DIRECTIONS:
What number of lines contain the word "returns"? Reply with the number and nothing else.

THE INPUT:
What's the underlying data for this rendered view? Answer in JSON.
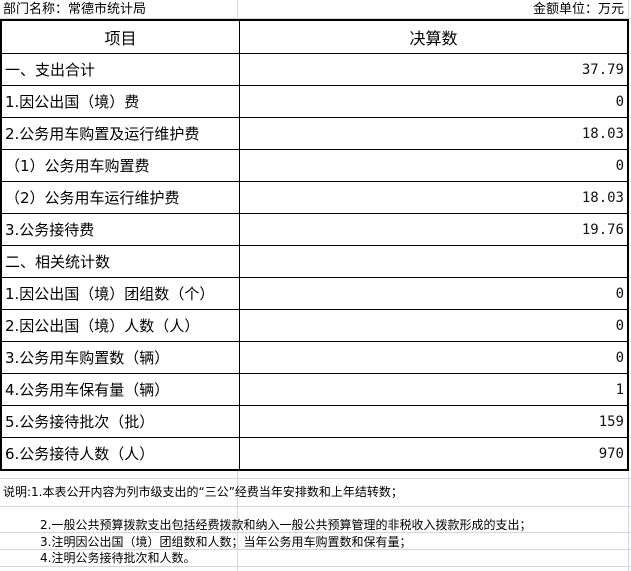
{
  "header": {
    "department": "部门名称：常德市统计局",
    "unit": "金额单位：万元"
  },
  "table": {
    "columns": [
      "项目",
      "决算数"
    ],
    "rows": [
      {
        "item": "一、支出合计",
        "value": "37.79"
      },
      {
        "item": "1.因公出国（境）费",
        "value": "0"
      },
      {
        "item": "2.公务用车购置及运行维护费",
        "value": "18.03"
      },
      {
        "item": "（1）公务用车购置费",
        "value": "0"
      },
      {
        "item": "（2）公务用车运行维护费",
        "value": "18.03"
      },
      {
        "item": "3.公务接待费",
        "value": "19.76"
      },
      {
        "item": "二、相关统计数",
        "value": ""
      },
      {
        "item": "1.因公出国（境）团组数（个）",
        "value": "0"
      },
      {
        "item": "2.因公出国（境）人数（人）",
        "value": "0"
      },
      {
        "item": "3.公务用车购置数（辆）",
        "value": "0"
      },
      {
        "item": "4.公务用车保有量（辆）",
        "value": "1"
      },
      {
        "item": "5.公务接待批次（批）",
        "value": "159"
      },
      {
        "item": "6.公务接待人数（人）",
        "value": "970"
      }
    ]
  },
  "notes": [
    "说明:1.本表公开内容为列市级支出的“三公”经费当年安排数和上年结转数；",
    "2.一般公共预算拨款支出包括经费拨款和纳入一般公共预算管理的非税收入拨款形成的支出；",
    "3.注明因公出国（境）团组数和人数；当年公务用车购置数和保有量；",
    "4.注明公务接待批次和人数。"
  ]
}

...

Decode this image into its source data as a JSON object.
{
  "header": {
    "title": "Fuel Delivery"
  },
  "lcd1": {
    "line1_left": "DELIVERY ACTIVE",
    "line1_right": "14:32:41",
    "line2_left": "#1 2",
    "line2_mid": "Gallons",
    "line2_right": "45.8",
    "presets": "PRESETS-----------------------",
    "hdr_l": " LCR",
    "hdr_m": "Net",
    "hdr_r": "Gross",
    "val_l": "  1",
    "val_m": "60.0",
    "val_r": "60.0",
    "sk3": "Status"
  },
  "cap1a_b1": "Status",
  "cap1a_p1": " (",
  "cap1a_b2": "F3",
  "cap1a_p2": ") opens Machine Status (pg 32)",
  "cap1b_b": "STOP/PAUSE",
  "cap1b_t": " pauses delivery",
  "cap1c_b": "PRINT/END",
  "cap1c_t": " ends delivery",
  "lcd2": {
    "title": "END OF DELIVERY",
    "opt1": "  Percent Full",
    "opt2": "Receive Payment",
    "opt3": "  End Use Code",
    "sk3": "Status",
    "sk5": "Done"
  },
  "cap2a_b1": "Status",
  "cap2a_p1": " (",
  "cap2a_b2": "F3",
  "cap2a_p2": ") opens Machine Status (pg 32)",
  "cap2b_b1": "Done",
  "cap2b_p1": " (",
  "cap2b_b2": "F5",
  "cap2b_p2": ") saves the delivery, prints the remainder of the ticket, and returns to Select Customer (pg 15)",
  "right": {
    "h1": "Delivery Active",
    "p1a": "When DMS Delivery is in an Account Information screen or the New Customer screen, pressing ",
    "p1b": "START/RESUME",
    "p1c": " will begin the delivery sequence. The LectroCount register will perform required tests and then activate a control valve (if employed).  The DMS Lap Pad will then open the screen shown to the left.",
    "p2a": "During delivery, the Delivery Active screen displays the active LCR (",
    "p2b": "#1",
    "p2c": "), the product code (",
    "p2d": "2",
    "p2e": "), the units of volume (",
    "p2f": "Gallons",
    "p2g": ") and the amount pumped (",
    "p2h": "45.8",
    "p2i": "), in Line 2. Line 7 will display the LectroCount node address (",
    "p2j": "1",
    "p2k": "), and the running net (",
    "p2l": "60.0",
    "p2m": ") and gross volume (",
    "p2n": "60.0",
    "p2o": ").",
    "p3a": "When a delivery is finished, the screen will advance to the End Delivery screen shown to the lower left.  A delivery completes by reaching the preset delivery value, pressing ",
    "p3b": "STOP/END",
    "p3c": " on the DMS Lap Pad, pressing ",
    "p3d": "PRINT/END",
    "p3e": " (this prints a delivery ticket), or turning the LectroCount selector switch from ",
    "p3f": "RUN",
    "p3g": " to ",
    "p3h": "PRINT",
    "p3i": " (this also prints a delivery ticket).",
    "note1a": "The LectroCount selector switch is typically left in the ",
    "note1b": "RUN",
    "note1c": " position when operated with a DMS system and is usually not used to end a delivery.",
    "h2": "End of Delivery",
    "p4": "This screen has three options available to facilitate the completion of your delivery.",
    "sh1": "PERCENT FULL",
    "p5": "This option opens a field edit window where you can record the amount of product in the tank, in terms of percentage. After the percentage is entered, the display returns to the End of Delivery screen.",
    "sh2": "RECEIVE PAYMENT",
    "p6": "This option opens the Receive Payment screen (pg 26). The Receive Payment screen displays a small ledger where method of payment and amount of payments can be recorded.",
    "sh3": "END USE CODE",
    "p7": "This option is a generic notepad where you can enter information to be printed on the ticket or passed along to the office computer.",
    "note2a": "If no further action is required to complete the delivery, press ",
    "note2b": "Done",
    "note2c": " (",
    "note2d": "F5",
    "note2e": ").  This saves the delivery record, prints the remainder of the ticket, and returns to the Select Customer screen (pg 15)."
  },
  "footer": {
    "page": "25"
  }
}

EXERCISE RESULT:
3